Exercise objective: Exactly as they appear, output all of the records. Skip any images.

Extracted information:
--- Begin ---

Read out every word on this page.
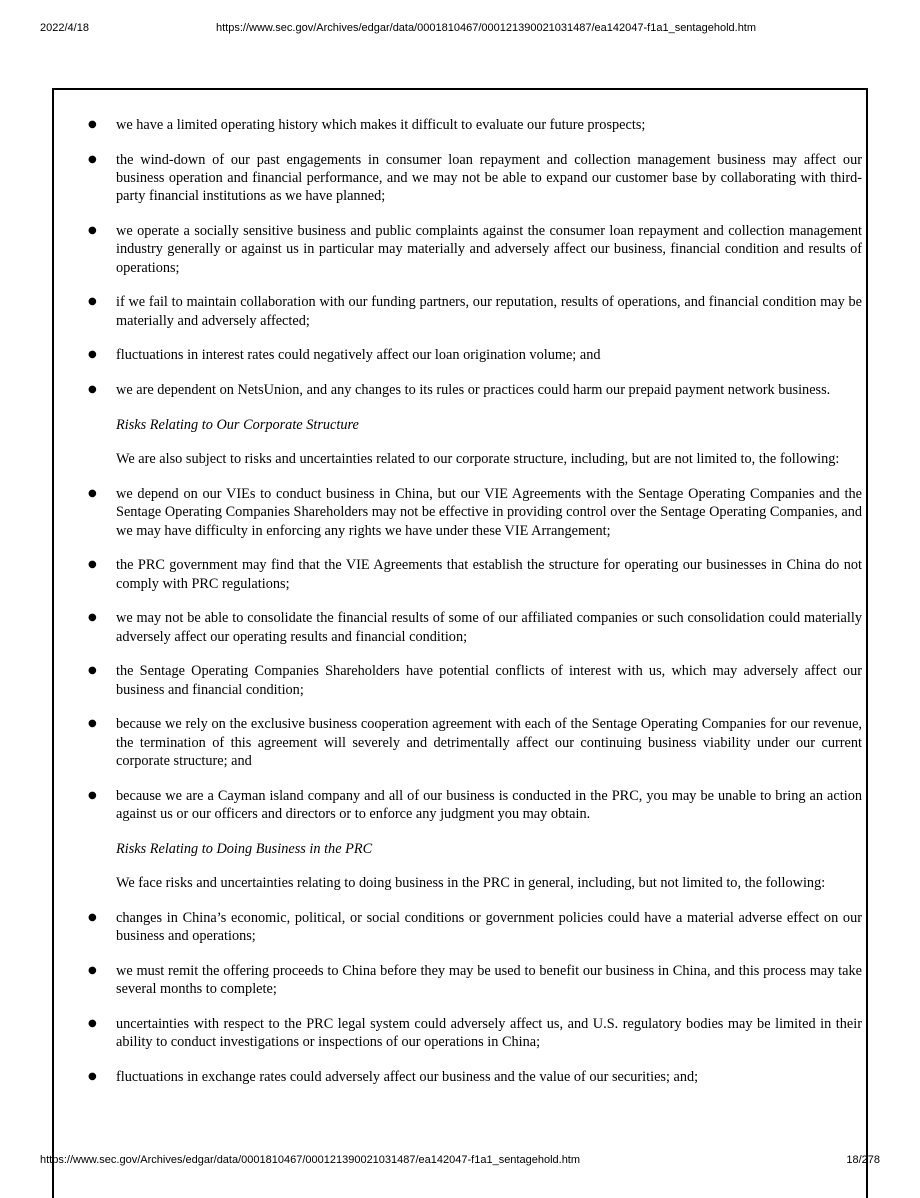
2022/4/18	https://www.sec.gov/Archives/edgar/data/0001810467/000121390021031487/ea142047-f1a1_sentagehold.htm
●	we have a limited operating history which makes it difficult to evaluate our future prospects;
●	the wind-down of our past engagements in consumer loan repayment and collection management business may affect our business operation and financial performance, and we may not be able to expand our customer base by collaborating with third-party financial institutions as we have planned;
●	we operate a socially sensitive business and public complaints against the consumer loan repayment and collection management industry generally or against us in particular may materially and adversely affect our business, financial condition and results of operations;
●	if we fail to maintain collaboration with our funding partners, our reputation, results of operations, and financial condition may be materially and adversely affected;
●	fluctuations in interest rates could negatively affect our loan origination volume; and
●	we are dependent on NetsUnion, and any changes to its rules or practices could harm our prepaid payment network business.
Risks Relating to Our Corporate Structure
We are also subject to risks and uncertainties related to our corporate structure, including, but are not limited to, the following:
●	we depend on our VIEs to conduct business in China, but our VIE Agreements with the Sentage Operating Companies and the Sentage Operating Companies Shareholders may not be effective in providing control over the Sentage Operating Companies, and we may have difficulty in enforcing any rights we have under these VIE Arrangement;
●	the PRC government may find that the VIE Agreements that establish the structure for operating our businesses in China do not comply with PRC regulations;
●	we may not be able to consolidate the financial results of some of our affiliated companies or such consolidation could materially adversely affect our operating results and financial condition;
●	the Sentage Operating Companies Shareholders have potential conflicts of interest with us, which may adversely affect our business and financial condition;
●	because we rely on the exclusive business cooperation agreement with each of the Sentage Operating Companies for our revenue, the termination of this agreement will severely and detrimentally affect our continuing business viability under our current corporate structure; and
●	because we are a Cayman island company and all of our business is conducted in the PRC, you may be unable to bring an action against us or our officers and directors or to enforce any judgment you may obtain.
Risks Relating to Doing Business in the PRC
We face risks and uncertainties relating to doing business in the PRC in general, including, but not limited to, the following:
●	changes in China’s economic, political, or social conditions or government policies could have a material adverse effect on our business and operations;
●	we must remit the offering proceeds to China before they may be used to benefit our business in China, and this process may take several months to complete;
●	uncertainties with respect to the PRC legal system could adversely affect us, and U.S. regulatory bodies may be limited in their ability to conduct investigations or inspections of our operations in China;
●	fluctuations in exchange rates could adversely affect our business and the value of our securities; and;
https://www.sec.gov/Archives/edgar/data/0001810467/000121390021031487/ea142047-f1a1_sentagehold.htm	18/278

--- End ---

Solution:
Read out every word on this page.
2022/4/18	https://www.sec.gov/Archives/edgar/data/0001810467/000121390021031487/ea142047-f1a1_sentagehold.htm
●	we have a limited operating history which makes it difficult to evaluate our future prospects;
●	the wind-down of our past engagements in consumer loan repayment and collection management business may affect our business operation and financial performance, and we may not be able to expand our customer base by collaborating with third-party financial institutions as we have planned;
●	we operate a socially sensitive business and public complaints against the consumer loan repayment and collection management industry generally or against us in particular may materially and adversely affect our business, financial condition and results of operations;
●	if we fail to maintain collaboration with our funding partners, our reputation, results of operations, and financial condition may be materially and adversely affected;
●	fluctuations in interest rates could negatively affect our loan origination volume; and
●	we are dependent on NetsUnion, and any changes to its rules or practices could harm our prepaid payment network business.
Risks Relating to Our Corporate Structure
We are also subject to risks and uncertainties related to our corporate structure, including, but are not limited to, the following:
●	we depend on our VIEs to conduct business in China, but our VIE Agreements with the Sentage Operating Companies and the Sentage Operating Companies Shareholders may not be effective in providing control over the Sentage Operating Companies, and we may have difficulty in enforcing any rights we have under these VIE Arrangement;
●	the PRC government may find that the VIE Agreements that establish the structure for operating our businesses in China do not comply with PRC regulations;
●	we may not be able to consolidate the financial results of some of our affiliated companies or such consolidation could materially adversely affect our operating results and financial condition;
●	the Sentage Operating Companies Shareholders have potential conflicts of interest with us, which may adversely affect our business and financial condition;
●	because we rely on the exclusive business cooperation agreement with each of the Sentage Operating Companies for our revenue, the termination of this agreement will severely and detrimentally affect our continuing business viability under our current corporate structure; and
●	because we are a Cayman island company and all of our business is conducted in the PRC, you may be unable to bring an action against us or our officers and directors or to enforce any judgment you may obtain.
Risks Relating to Doing Business in the PRC
We face risks and uncertainties relating to doing business in the PRC in general, including, but not limited to, the following:
●	changes in China’s economic, political, or social conditions or government policies could have a material adverse effect on our business and operations;
●	we must remit the offering proceeds to China before they may be used to benefit our business in China, and this process may take several months to complete;
●	uncertainties with respect to the PRC legal system could adversely affect us, and U.S. regulatory bodies may be limited in their ability to conduct investigations or inspections of our operations in China;
●	fluctuations in exchange rates could adversely affect our business and the value of our securities; and;
https://www.sec.gov/Archives/edgar/data/0001810467/000121390021031487/ea142047-f1a1_sentagehold.htm	18/278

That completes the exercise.